## START Dataset extract

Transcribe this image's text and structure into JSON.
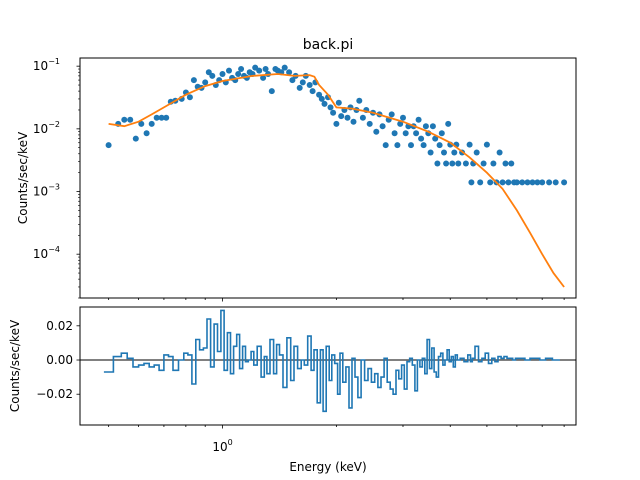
{
  "chart_data": [
    {
      "type": "scatter",
      "title": "back.pi",
      "xlabel": "",
      "ylabel": "Counts/sec/keV",
      "xscale": "log",
      "yscale": "log",
      "xlim": [
        0.42,
        8.6
      ],
      "ylim": [
        2e-05,
        0.135
      ],
      "yticks": [
        {
          "base": "10",
          "exp": "−1",
          "value": 0.1
        },
        {
          "base": "10",
          "exp": "−2",
          "value": 0.01
        },
        {
          "base": "10",
          "exp": "−3",
          "value": 0.001
        },
        {
          "base": "10",
          "exp": "−4",
          "value": 0.0001
        }
      ],
      "grid": false,
      "colors": {
        "data": "#1f77b4",
        "model": "#ff7f0e"
      },
      "data": {
        "x": [
          0.5,
          0.53,
          0.55,
          0.57,
          0.59,
          0.61,
          0.63,
          0.65,
          0.67,
          0.69,
          0.71,
          0.73,
          0.75,
          0.78,
          0.8,
          0.82,
          0.84,
          0.86,
          0.88,
          0.9,
          0.92,
          0.94,
          0.96,
          0.98,
          1.0,
          1.02,
          1.04,
          1.06,
          1.08,
          1.1,
          1.12,
          1.14,
          1.16,
          1.18,
          1.2,
          1.22,
          1.25,
          1.28,
          1.3,
          1.32,
          1.35,
          1.38,
          1.4,
          1.43,
          1.46,
          1.5,
          1.53,
          1.56,
          1.6,
          1.63,
          1.66,
          1.7,
          1.73,
          1.76,
          1.8,
          1.83,
          1.86,
          1.9,
          1.93,
          1.96,
          2.0,
          2.03,
          2.06,
          2.1,
          2.14,
          2.18,
          2.22,
          2.26,
          2.3,
          2.35,
          2.4,
          2.45,
          2.5,
          2.55,
          2.6,
          2.65,
          2.7,
          2.75,
          2.8,
          2.85,
          2.9,
          2.95,
          3.0,
          3.05,
          3.1,
          3.15,
          3.2,
          3.25,
          3.3,
          3.35,
          3.4,
          3.45,
          3.5,
          3.55,
          3.6,
          3.65,
          3.7,
          3.75,
          3.8,
          3.85,
          3.9,
          3.95,
          4.0,
          4.05,
          4.1,
          4.15,
          4.2,
          4.3,
          4.4,
          4.5,
          4.55,
          4.6,
          4.7,
          4.8,
          4.9,
          5.0,
          5.1,
          5.2,
          5.3,
          5.4,
          5.5,
          5.6,
          5.7,
          5.8,
          5.9,
          6.0,
          6.2,
          6.4,
          6.6,
          6.8,
          7.0,
          7.3,
          7.6,
          8.0
        ],
        "y": [
          0.0055,
          0.012,
          0.014,
          0.014,
          0.007,
          0.012,
          0.0085,
          0.012,
          0.015,
          0.015,
          0.015,
          0.027,
          0.028,
          0.03,
          0.038,
          0.032,
          0.06,
          0.047,
          0.045,
          0.055,
          0.08,
          0.07,
          0.05,
          0.06,
          0.075,
          0.055,
          0.085,
          0.065,
          0.06,
          0.075,
          0.09,
          0.07,
          0.065,
          0.08,
          0.075,
          0.095,
          0.085,
          0.065,
          0.09,
          0.075,
          0.04,
          0.09,
          0.085,
          0.08,
          0.095,
          0.08,
          0.06,
          0.07,
          0.045,
          0.055,
          0.07,
          0.05,
          0.04,
          0.055,
          0.035,
          0.03,
          0.025,
          0.032,
          0.022,
          0.018,
          0.012,
          0.026,
          0.016,
          0.02,
          0.015,
          0.022,
          0.013,
          0.02,
          0.028,
          0.015,
          0.02,
          0.012,
          0.018,
          0.009,
          0.017,
          0.011,
          0.0055,
          0.014,
          0.017,
          0.0085,
          0.0055,
          0.012,
          0.015,
          0.0085,
          0.011,
          0.0055,
          0.011,
          0.0085,
          0.014,
          0.007,
          0.0055,
          0.011,
          0.0085,
          0.0042,
          0.011,
          0.007,
          0.0028,
          0.0055,
          0.0085,
          0.0042,
          0.0028,
          0.012,
          0.0056,
          0.0028,
          0.0042,
          0.0056,
          0.0028,
          0.0042,
          0.0028,
          0.0056,
          0.0014,
          0.0028,
          0.0042,
          0.0014,
          0.0028,
          0.0056,
          0.0014,
          0.0028,
          0.0014,
          0.0042,
          0.0014,
          0.0028,
          0.0014,
          0.0028,
          0.0014,
          0.0014,
          0.0014,
          0.0014,
          0.0014,
          0.0014,
          0.0014,
          0.0014,
          0.0014,
          0.0014
        ]
      },
      "model": {
        "x": [
          0.5,
          0.55,
          0.6,
          0.65,
          0.7,
          0.8,
          0.9,
          1.0,
          1.2,
          1.4,
          1.55,
          1.7,
          1.75,
          1.8,
          1.9,
          2.0,
          2.2,
          2.5,
          3.0,
          3.5,
          4.0,
          4.5,
          5.0,
          5.5,
          6.0,
          6.5,
          7.0,
          7.5,
          8.0
        ],
        "y": [
          0.012,
          0.011,
          0.013,
          0.017,
          0.022,
          0.035,
          0.048,
          0.058,
          0.07,
          0.075,
          0.07,
          0.072,
          0.068,
          0.05,
          0.035,
          0.022,
          0.021,
          0.018,
          0.013,
          0.009,
          0.006,
          0.0035,
          0.002,
          0.0011,
          0.0005,
          0.00022,
          0.0001,
          5e-05,
          3e-05
        ]
      }
    },
    {
      "type": "line",
      "title": "",
      "xlabel": "Energy (keV)",
      "ylabel": "Counts/sec/keV",
      "xscale": "log",
      "xlim": [
        0.42,
        8.6
      ],
      "ylim": [
        -0.038,
        0.031
      ],
      "xticks": [
        {
          "base": "10",
          "exp": "0",
          "value": 1
        }
      ],
      "yticks": [
        {
          "label": "0.02",
          "value": 0.02
        },
        {
          "label": "0.00",
          "value": 0
        },
        {
          "label": "−0.02",
          "value": -0.02
        }
      ],
      "zero_line": 0,
      "colors": {
        "residuals": "#1f77b4",
        "zero_line": "#000000"
      },
      "residuals": [
        -0.007,
        0.002,
        0.004,
        0.001,
        -0.004,
        -0.003,
        -0.002,
        -0.004,
        -0.003,
        -0.006,
        0.003,
        0.002,
        -0.006,
        0.0,
        0.004,
        0.003,
        -0.014,
        0.012,
        0.006,
        0.007,
        0.024,
        -0.004,
        0.021,
        0.005,
        0.029,
        -0.006,
        0.016,
        -0.008,
        0.008,
        0.015,
        -0.005,
        0.008,
        -0.001,
        0.0,
        0.005,
        -0.003,
        0.008,
        -0.01,
        0.002,
        -0.008,
        0.012,
        -0.008,
        0.009,
        0.003,
        -0.016,
        0.013,
        -0.012,
        0.008,
        -0.005,
        0.0,
        -0.003,
        0.014,
        -0.006,
        0.006,
        -0.025,
        0.006,
        -0.03,
        0.008,
        -0.012,
        0.003,
        -0.002,
        -0.02,
        0.004,
        -0.013,
        -0.004,
        -0.028,
        0.001,
        -0.01,
        -0.022,
        0.0,
        -0.012,
        -0.005,
        -0.013,
        -0.008,
        -0.016,
        -0.01,
        0.001,
        -0.013,
        -0.017,
        -0.02,
        -0.006,
        -0.011,
        -0.003,
        -0.017,
        -0.001,
        0.001,
        -0.003,
        -0.018,
        0.0,
        -0.004,
        0.001,
        -0.008,
        0.012,
        -0.005,
        0.007,
        -0.007,
        -0.01,
        0.002,
        0.004,
        -0.003,
        0.0,
        0.006,
        -0.001,
        0.002,
        -0.004,
        0.003,
        0.0,
        0.001,
        -0.001,
        0.003,
        -0.001,
        0.001,
        0.008,
        -0.001,
        0.001,
        0.004,
        -0.002,
        0.001,
        -0.001,
        0.002,
        0.001,
        0.002,
        0.001,
        0.001,
        0.0,
        0.001,
        0.001,
        0.0,
        0.001,
        0.001,
        0.0,
        0.001,
        0.0
      ]
    }
  ]
}
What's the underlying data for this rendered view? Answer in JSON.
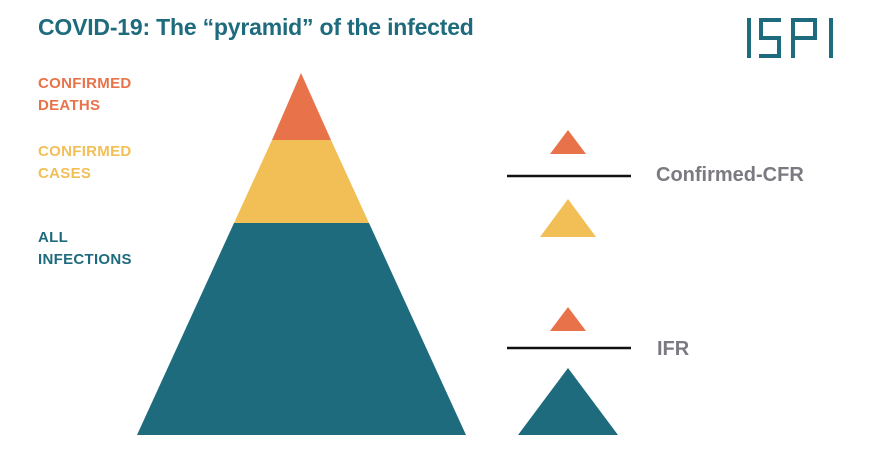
{
  "title": "COVID-19: The “pyramid” of the infected",
  "logo_text": "ISPI",
  "colors": {
    "deaths": "#e8734a",
    "cases": "#f2bf56",
    "infections": "#1f6b7e",
    "ratio_label": "#7a7a80"
  },
  "layers": {
    "deaths": {
      "line1": "CONFIRMED",
      "line2": "DEATHS"
    },
    "cases": {
      "line1": "CONFIRMED",
      "line2": "CASES"
    },
    "infections": {
      "line1": "ALL",
      "line2": "INFECTIONS"
    }
  },
  "ratios": {
    "confirmed_cfr": "Confirmed-CFR",
    "ifr": "IFR"
  }
}
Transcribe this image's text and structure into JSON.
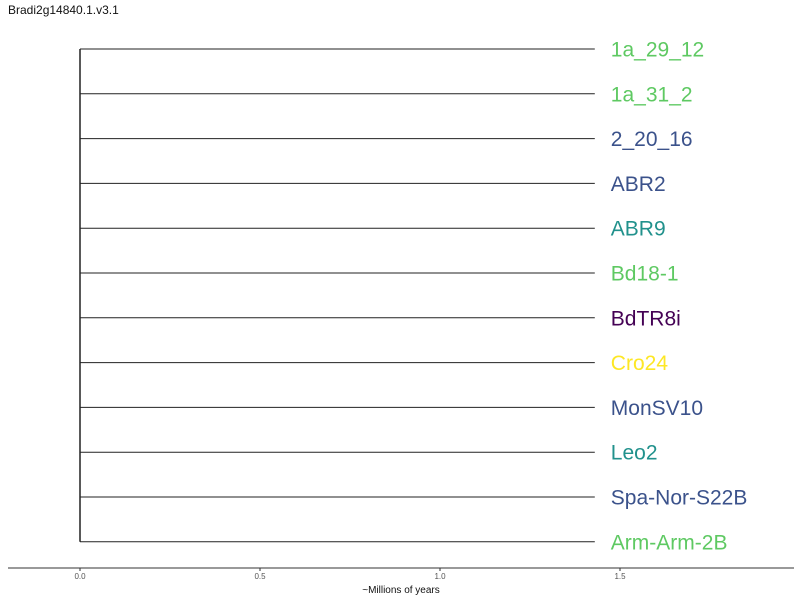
{
  "title": "Bradi2g14840.1.v3.1",
  "axis": {
    "label": "~Millions of years",
    "ticks": [
      "0.0",
      "0.5",
      "1.0",
      "1.5"
    ],
    "tick_values": [
      0,
      0.5,
      1.0,
      1.5
    ],
    "range": [
      0,
      2.0
    ]
  },
  "tree": {
    "type": "star-phylogeny",
    "branch_length": 1.43,
    "leaves": [
      {
        "name": "1a_29_12",
        "color": "#5ec962"
      },
      {
        "name": "1a_31_2",
        "color": "#5ec962"
      },
      {
        "name": "2_20_16",
        "color": "#3b528b"
      },
      {
        "name": "ABR2",
        "color": "#3b528b"
      },
      {
        "name": "ABR9",
        "color": "#21918c"
      },
      {
        "name": "Bd18-1",
        "color": "#5ec962"
      },
      {
        "name": "BdTR8i",
        "color": "#440154"
      },
      {
        "name": "Cro24",
        "color": "#fde725"
      },
      {
        "name": "MonSV10",
        "color": "#3b528b"
      },
      {
        "name": "Leo2",
        "color": "#21918c"
      },
      {
        "name": "Spa-Nor-S22B",
        "color": "#3b528b"
      },
      {
        "name": "Arm-Arm-2B",
        "color": "#5ec962"
      }
    ]
  }
}
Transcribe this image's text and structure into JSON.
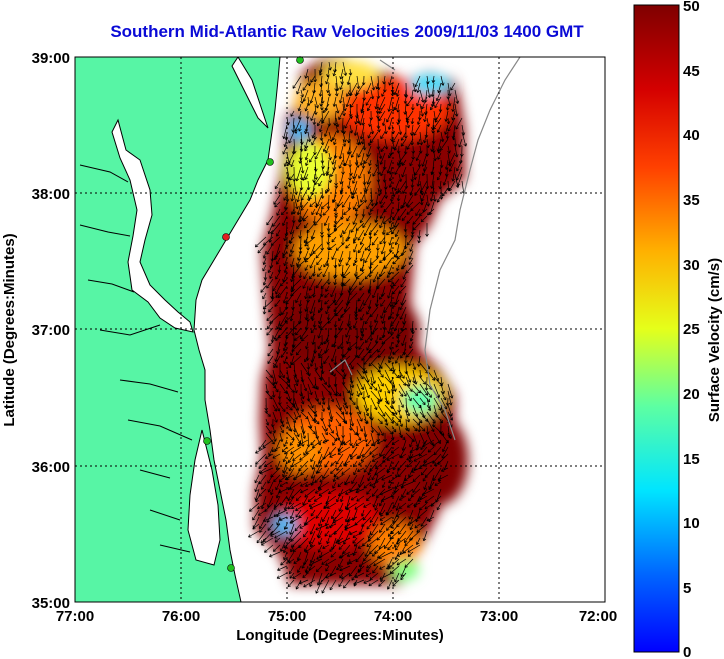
{
  "title": "Southern Mid-Atlantic Raw Velocities 2009/11/03 1400 GMT",
  "x_axis": {
    "label": "Longitude (Degrees:Minutes)",
    "ticks": [
      "77:00",
      "76:00",
      "75:00",
      "74:00",
      "73:00",
      "72:00"
    ]
  },
  "y_axis": {
    "label": "Latitude (Degrees:Minutes)",
    "ticks": [
      "39:00",
      "38:00",
      "37:00",
      "36:00",
      "35:00"
    ]
  },
  "colorbar": {
    "label": "Surface Velocity (cm/s)",
    "ticks": [
      "50",
      "45",
      "40",
      "35",
      "30",
      "25",
      "20",
      "15",
      "10",
      "5",
      "0"
    ],
    "min": 0,
    "max": 50,
    "colormap": "jet"
  },
  "colors": {
    "land": "#57f5a5",
    "title": "#0a0ad6",
    "station": "#20c020",
    "station_alt": "#e02020",
    "grid": "#000000"
  },
  "map_extent": {
    "lon": [
      -77,
      -72
    ],
    "lat": [
      35,
      39
    ]
  },
  "velocity_bands": [
    {
      "lat": 38.2,
      "lon_mean": -73.7,
      "speed_cm_s": 48
    },
    {
      "lat": 37.0,
      "lon_mean": -74.4,
      "speed_cm_s": 47
    },
    {
      "lat": 36.4,
      "lon_mean": -74.3,
      "speed_cm_s": 25
    },
    {
      "lat": 35.5,
      "lon_mean": -74.2,
      "speed_cm_s": 49
    }
  ]
}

## END Dataset extract

Objective
Scan the listing above for the word "Minutes" and copy every line that holds it.

Answer to this problem
    "label": "Longitude (Degrees:Minutes)",
    "label": "Latitude (Degrees:Minutes)",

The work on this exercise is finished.